Recast the rows as a JSON list of strings, starting with the line that contains "line-label: 4,294 [291,136,323,147]" and going on through the line that contains "y-tick-label: 30 [23,209,36,220]". Give one string per line and leave out blank lines.

- _DATA_:
-- Begin --

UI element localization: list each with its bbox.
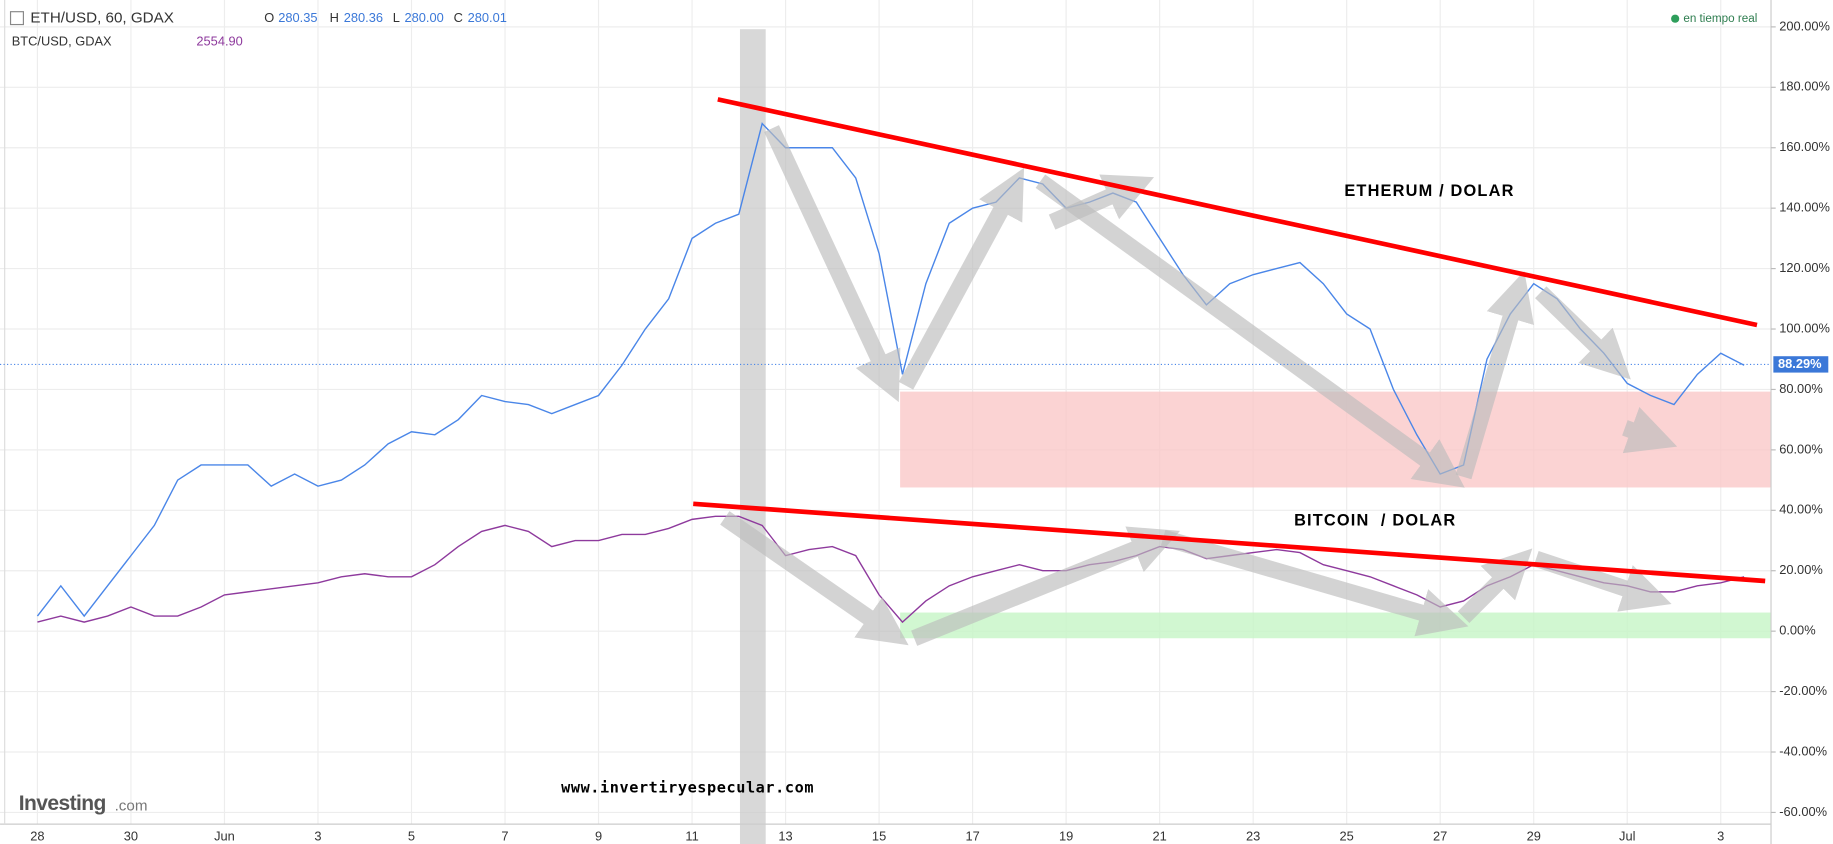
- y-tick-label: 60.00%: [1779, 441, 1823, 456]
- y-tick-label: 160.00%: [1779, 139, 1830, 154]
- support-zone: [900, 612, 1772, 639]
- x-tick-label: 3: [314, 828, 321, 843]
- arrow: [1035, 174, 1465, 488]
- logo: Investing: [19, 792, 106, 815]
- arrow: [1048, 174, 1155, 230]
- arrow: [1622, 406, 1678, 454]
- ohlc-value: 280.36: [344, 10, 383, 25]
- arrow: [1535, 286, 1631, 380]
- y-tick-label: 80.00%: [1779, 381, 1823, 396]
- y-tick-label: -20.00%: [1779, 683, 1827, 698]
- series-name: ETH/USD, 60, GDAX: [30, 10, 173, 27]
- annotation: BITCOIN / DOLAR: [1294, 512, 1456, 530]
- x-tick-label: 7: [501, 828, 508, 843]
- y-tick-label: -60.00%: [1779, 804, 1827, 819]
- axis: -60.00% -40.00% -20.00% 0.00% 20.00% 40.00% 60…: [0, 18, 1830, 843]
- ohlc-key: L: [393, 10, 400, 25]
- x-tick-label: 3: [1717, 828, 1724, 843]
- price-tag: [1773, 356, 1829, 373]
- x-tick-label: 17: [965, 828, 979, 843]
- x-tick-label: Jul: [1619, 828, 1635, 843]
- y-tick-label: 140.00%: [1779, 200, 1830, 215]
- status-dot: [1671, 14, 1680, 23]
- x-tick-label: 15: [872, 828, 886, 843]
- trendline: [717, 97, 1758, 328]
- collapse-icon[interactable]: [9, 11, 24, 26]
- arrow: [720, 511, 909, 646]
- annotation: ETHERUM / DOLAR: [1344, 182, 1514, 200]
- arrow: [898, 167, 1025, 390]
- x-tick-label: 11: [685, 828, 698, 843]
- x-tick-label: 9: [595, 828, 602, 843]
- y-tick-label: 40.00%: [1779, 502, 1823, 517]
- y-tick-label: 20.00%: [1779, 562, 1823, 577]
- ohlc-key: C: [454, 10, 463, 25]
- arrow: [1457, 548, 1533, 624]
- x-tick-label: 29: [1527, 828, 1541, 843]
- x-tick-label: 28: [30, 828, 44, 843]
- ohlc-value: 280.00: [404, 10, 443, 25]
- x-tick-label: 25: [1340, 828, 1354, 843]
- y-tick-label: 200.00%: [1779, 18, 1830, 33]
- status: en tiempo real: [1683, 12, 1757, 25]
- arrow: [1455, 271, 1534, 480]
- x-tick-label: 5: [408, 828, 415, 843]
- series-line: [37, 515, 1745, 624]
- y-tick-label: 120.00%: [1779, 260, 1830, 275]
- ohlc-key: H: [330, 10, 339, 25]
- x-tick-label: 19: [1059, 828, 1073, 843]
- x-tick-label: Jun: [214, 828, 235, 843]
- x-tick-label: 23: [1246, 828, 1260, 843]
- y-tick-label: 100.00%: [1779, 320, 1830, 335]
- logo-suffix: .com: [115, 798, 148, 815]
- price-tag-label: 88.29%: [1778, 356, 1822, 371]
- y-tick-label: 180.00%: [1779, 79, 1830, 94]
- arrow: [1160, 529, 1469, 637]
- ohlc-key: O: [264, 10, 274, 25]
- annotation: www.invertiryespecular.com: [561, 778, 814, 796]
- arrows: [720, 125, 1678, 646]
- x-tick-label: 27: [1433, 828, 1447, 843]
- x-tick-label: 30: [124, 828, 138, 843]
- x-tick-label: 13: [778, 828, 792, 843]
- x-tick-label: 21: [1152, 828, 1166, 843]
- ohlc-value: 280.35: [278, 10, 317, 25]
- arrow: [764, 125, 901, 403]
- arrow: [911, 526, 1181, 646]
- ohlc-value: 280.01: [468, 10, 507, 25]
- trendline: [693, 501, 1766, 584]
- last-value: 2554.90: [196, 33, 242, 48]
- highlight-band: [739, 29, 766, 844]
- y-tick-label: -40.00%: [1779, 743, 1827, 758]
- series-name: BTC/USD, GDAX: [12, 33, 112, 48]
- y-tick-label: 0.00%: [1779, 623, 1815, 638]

-- End --
-- Begin --

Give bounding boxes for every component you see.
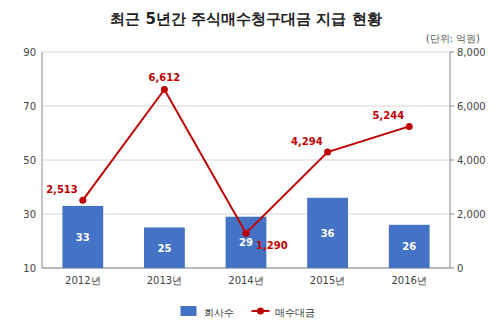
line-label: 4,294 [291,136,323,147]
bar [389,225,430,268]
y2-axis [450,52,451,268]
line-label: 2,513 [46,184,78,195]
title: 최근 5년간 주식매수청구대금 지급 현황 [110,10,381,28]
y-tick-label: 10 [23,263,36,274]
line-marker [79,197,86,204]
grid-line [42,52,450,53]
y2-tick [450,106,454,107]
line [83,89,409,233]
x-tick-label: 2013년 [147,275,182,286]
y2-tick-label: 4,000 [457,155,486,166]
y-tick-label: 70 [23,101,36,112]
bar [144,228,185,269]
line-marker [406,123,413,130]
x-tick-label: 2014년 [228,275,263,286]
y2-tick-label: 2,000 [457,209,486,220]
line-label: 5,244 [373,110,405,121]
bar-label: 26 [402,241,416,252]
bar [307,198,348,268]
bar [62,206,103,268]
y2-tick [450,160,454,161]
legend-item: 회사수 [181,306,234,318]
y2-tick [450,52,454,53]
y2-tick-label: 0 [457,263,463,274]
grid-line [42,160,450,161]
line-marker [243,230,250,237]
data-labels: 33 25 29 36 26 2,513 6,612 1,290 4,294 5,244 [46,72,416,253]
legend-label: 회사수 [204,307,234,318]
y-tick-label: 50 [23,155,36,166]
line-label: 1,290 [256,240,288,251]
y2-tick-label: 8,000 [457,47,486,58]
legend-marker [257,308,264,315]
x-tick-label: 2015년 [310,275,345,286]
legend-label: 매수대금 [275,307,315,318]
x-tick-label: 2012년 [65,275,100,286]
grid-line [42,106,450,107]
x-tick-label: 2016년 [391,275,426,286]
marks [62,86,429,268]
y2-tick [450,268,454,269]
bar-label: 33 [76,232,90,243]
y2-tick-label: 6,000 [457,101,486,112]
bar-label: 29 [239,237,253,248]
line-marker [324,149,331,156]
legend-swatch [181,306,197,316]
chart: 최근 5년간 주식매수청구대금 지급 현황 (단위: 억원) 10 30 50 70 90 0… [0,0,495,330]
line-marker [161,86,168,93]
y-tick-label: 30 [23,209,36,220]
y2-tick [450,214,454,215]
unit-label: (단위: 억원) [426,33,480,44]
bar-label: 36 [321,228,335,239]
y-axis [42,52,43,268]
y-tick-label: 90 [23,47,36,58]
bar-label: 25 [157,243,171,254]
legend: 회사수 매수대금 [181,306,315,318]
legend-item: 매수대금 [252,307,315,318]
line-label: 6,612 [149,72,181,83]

-- End --

- _THE ANSWER_:
[
  "line-label: 4,294 [291,136,323,147]",
  "bar [389,225,430,268]",
  "y2-axis [450,52,451,268]",
  "line-label: 2,513 [46,184,78,195]",
  "title: 최근 5년간 주식매수청구대금 지급 현황 [110,10,381,28]",
  "y-tick-label: 10 [23,263,36,274]",
  "line-marker [79,197,86,204]",
  "grid-line [42,52,450,53]",
  "y2-tick [450,106,454,107]",
  "line [83,89,409,233]",
  "x-tick-label: 2013년 [147,275,182,286]",
  "y2-tick-label: 4,000 [457,155,486,166]",
  "y-tick-label: 70 [23,101,36,112]",
  "bar [144,228,185,269]",
  "line-marker [406,123,413,130]",
  "x-tick-label: 2014년 [228,275,263,286]",
  "y2-tick-label: 2,000 [457,209,486,220]",
  "line-label: 5,244 [373,110,405,121]",
  "bar-label: 26 [402,241,416,252]",
  "bar [307,198,348,268]",
  "bar [62,206,103,268]",
  "y2-tick [450,160,454,161]",
  "legend-item: 회사수 [181,306,234,318]",
  "y2-tick [450,52,454,53]",
  "y2-tick-label: 0 [457,263,463,274]",
  "grid-line [42,160,450,161]",
  "line-marker [243,230,250,237]",
  "data-labels: 33 25 29 36 26 2,513 6,612 1,290 4,294 5,244 [46,72,416,253]",
  "legend-label: 회사수 [204,307,234,318]",
  "y-tick-label: 50 [23,155,36,166]",
  "line-label: 1,290 [256,240,288,251]",
  "y2-tick-label: 8,000 [457,47,486,58]",
  "legend-marker [257,308,264,315]",
  "x-tick-label: 2015년 [310,275,345,286]",
  "legend-label: 매수대금 [275,307,315,318]",
  "x-tick-label: 2012년 [65,275,100,286]",
  "grid-line [42,106,450,107]",
  "x-tick-label: 2016년 [391,275,426,286]",
  "marks [62,86,429,268]",
  "y2-tick [450,268,454,269]",
  "bar-label: 33 [76,232,90,243]",
  "y2-tick-label: 6,000 [457,101,486,112]",
  "bar-label: 29 [239,237,253,248]",
  "line-marker [324,149,331,156]",
  "legend-swatch [181,306,197,316]",
  "chart: 최근 5년간 주식매수청구대금 지급 현황 (단위: 억원) 10 30 50 70 90 0… [0,0,495,330]",
  "line-marker [161,86,168,93]",
  "y-tick-label: 30 [23,209,36,220]"
]